begin RECORDS TO PROCESS

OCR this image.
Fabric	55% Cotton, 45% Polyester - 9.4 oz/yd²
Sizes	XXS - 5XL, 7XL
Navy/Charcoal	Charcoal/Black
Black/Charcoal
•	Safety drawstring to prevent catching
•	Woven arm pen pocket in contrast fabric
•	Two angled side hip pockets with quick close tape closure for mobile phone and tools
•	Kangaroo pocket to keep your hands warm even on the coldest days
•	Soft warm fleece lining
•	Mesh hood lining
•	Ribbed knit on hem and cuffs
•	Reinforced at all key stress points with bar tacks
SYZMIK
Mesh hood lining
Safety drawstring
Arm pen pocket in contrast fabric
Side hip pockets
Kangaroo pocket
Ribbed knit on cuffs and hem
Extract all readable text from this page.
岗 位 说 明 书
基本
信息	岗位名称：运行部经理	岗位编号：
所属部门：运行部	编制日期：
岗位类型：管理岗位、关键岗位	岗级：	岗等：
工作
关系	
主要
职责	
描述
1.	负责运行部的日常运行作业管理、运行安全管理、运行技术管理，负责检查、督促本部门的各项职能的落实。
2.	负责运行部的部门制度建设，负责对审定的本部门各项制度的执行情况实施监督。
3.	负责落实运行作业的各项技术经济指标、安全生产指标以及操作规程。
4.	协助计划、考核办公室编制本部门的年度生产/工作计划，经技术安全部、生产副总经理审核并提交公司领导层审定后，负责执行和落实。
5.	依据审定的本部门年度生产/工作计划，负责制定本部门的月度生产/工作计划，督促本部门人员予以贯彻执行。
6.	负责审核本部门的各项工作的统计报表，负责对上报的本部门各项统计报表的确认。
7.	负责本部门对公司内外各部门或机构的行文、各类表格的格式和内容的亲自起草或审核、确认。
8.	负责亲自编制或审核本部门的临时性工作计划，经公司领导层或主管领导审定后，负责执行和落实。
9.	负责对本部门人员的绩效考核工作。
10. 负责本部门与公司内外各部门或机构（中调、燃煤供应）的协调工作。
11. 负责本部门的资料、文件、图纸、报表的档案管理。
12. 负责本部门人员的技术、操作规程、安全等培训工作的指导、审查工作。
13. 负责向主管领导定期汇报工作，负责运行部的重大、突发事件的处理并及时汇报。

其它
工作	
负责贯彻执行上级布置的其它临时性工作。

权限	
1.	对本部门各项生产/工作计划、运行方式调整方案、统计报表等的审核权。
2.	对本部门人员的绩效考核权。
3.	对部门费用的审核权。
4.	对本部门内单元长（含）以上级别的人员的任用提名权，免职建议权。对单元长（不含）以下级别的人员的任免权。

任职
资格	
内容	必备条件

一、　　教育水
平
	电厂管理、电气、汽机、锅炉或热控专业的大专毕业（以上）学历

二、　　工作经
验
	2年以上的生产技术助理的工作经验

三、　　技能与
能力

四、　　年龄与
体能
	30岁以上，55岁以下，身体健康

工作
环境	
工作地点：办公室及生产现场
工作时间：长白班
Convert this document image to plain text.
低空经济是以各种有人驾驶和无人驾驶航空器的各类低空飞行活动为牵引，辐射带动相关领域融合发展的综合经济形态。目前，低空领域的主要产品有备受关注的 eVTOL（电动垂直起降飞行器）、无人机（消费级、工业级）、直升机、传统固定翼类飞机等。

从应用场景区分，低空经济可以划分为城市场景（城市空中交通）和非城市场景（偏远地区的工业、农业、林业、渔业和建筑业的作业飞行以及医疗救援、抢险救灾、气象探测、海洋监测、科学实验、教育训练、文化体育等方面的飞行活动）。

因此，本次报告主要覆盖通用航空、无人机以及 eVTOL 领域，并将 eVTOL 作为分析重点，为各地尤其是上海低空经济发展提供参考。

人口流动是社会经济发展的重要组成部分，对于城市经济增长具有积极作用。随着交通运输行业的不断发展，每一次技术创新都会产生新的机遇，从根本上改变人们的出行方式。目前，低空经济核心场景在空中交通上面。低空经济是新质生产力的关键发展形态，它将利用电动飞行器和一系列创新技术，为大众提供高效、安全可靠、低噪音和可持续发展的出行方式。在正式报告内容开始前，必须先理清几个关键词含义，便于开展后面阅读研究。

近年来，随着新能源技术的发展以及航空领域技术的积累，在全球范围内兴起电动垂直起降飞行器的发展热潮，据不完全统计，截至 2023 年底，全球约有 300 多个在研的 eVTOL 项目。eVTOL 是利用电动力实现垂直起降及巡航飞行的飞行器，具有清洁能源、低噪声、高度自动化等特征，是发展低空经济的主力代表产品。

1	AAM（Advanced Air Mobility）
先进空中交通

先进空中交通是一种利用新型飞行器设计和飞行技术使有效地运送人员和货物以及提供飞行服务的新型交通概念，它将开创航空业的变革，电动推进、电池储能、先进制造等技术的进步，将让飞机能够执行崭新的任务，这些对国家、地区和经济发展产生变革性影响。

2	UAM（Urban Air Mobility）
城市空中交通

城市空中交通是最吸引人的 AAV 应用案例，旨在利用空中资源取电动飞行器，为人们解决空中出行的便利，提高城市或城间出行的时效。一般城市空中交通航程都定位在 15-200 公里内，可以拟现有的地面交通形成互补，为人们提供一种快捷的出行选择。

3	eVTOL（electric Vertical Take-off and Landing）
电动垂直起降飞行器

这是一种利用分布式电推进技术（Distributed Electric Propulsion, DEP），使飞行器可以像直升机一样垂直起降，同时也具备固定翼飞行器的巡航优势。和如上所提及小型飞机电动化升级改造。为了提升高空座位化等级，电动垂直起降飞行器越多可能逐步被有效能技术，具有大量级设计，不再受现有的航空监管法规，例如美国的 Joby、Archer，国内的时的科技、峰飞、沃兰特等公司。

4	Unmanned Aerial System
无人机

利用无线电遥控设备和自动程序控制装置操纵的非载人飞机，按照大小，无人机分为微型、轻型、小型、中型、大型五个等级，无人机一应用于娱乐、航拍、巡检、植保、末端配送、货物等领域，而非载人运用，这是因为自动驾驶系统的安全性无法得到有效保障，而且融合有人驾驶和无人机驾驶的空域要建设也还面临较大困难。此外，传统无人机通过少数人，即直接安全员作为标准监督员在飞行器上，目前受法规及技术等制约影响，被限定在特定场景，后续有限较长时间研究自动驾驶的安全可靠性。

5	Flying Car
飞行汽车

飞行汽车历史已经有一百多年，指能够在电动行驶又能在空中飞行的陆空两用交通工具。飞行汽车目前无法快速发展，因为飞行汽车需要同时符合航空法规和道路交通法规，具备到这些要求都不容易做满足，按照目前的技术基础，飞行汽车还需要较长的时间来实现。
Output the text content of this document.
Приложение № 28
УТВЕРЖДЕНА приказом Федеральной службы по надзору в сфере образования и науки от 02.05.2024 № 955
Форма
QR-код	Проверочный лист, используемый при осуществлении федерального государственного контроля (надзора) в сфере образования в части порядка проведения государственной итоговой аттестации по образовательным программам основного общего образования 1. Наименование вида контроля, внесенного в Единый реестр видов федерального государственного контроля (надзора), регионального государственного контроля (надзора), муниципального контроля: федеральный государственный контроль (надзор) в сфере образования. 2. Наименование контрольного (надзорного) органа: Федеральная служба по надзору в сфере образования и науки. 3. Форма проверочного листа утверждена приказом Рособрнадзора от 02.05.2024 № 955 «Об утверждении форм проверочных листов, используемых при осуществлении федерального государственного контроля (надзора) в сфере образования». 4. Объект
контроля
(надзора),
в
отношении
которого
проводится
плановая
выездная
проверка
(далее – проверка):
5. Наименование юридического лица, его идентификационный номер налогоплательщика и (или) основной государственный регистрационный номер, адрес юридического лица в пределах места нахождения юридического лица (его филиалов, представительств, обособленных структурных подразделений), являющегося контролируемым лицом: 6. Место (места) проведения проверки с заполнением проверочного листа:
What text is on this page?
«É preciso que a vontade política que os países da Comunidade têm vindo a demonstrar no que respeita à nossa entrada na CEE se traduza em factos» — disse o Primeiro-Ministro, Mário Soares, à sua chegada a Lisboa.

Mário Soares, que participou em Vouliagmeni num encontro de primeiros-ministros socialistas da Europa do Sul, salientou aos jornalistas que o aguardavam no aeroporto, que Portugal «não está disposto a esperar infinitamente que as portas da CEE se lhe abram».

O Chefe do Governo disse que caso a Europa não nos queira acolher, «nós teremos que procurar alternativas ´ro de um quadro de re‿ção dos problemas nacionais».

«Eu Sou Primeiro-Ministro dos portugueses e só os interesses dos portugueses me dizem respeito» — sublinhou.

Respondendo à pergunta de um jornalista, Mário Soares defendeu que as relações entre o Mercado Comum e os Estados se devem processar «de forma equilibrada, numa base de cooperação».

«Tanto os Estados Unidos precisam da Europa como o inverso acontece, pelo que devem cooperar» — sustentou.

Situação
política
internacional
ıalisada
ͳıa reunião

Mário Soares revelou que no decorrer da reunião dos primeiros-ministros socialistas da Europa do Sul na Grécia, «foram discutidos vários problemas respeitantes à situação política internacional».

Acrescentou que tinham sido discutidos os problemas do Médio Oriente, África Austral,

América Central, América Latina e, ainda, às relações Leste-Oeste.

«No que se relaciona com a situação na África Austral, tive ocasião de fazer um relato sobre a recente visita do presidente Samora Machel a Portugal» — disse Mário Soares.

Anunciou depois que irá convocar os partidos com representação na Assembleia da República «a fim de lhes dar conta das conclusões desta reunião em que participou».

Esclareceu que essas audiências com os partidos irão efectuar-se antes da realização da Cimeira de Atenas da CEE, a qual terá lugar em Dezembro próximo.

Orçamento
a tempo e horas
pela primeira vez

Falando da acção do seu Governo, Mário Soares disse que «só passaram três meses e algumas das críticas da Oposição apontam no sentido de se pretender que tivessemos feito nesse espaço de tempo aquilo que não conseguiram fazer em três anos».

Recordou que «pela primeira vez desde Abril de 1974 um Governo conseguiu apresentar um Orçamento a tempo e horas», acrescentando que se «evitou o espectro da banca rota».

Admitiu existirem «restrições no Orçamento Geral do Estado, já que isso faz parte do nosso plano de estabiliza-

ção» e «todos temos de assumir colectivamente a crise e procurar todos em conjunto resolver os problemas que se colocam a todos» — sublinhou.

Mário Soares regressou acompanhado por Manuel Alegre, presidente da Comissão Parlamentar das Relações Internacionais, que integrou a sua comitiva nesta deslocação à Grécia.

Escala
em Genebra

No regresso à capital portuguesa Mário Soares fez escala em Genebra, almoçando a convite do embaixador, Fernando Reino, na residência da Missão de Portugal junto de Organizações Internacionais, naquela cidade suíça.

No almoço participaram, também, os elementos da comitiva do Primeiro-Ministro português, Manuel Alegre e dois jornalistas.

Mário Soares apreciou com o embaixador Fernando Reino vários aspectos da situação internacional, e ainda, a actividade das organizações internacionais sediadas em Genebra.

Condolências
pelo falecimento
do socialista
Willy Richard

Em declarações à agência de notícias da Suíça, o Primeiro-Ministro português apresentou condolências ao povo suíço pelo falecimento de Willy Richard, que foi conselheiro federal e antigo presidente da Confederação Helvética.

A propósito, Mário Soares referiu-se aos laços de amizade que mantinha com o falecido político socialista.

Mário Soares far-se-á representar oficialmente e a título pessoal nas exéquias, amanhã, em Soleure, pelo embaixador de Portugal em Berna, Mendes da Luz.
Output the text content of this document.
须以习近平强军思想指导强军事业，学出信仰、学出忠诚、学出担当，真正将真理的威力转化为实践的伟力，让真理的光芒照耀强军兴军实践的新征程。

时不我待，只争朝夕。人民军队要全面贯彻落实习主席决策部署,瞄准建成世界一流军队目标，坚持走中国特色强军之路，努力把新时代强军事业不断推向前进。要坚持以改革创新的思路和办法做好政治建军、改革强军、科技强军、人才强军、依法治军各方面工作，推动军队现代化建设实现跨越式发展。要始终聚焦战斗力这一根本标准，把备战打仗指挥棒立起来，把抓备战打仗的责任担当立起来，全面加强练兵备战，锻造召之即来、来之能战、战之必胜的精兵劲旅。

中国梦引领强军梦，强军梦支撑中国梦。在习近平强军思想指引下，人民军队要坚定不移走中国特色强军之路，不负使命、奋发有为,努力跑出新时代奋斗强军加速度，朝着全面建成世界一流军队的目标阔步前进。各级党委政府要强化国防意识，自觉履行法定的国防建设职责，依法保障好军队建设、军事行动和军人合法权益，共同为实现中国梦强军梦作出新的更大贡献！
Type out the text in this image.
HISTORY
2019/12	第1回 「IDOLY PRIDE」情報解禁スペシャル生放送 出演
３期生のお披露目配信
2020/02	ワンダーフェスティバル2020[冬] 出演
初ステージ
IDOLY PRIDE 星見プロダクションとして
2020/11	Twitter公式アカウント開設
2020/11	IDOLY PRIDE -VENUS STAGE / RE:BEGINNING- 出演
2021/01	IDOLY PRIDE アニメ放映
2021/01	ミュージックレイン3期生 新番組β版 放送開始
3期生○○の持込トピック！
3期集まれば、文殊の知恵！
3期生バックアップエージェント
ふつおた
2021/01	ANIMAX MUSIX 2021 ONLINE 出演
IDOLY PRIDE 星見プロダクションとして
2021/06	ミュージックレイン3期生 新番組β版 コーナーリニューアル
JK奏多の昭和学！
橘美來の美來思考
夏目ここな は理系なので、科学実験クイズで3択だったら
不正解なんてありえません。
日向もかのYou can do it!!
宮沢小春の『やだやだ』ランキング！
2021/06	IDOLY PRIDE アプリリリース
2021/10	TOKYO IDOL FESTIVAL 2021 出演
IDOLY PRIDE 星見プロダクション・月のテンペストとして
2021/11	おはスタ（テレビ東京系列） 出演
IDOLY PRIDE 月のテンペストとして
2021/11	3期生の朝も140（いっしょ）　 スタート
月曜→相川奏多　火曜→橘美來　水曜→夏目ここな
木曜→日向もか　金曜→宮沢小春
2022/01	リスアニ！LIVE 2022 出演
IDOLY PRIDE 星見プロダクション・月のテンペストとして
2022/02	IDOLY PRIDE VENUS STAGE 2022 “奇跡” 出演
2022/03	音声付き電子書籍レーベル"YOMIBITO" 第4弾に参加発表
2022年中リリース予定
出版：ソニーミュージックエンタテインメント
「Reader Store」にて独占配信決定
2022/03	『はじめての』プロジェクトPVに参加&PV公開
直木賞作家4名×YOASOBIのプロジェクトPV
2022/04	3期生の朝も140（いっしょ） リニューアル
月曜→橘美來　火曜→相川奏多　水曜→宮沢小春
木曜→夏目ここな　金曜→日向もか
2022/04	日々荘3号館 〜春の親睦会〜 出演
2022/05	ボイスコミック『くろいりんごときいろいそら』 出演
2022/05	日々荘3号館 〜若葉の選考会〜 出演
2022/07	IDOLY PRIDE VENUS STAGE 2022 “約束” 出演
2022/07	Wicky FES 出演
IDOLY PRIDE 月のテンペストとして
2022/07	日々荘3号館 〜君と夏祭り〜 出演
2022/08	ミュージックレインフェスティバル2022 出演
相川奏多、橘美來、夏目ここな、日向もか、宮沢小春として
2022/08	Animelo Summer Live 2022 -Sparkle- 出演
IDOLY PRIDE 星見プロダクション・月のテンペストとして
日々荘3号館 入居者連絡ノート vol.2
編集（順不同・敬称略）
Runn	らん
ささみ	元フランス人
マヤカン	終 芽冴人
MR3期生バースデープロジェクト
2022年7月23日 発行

end RECORDS TO PROCESS

### EXERCISE DETAILS
Please list every line of the records that contains "primeira".

### THE COMPLETED TASK
pela primeira vez
Recordou que «pela primeira vez desde Abril de 1974 um Governo conseguiu apresentar um Orçamento a tempo e horas», acrescentando que se «evitou o espectro da banca rota».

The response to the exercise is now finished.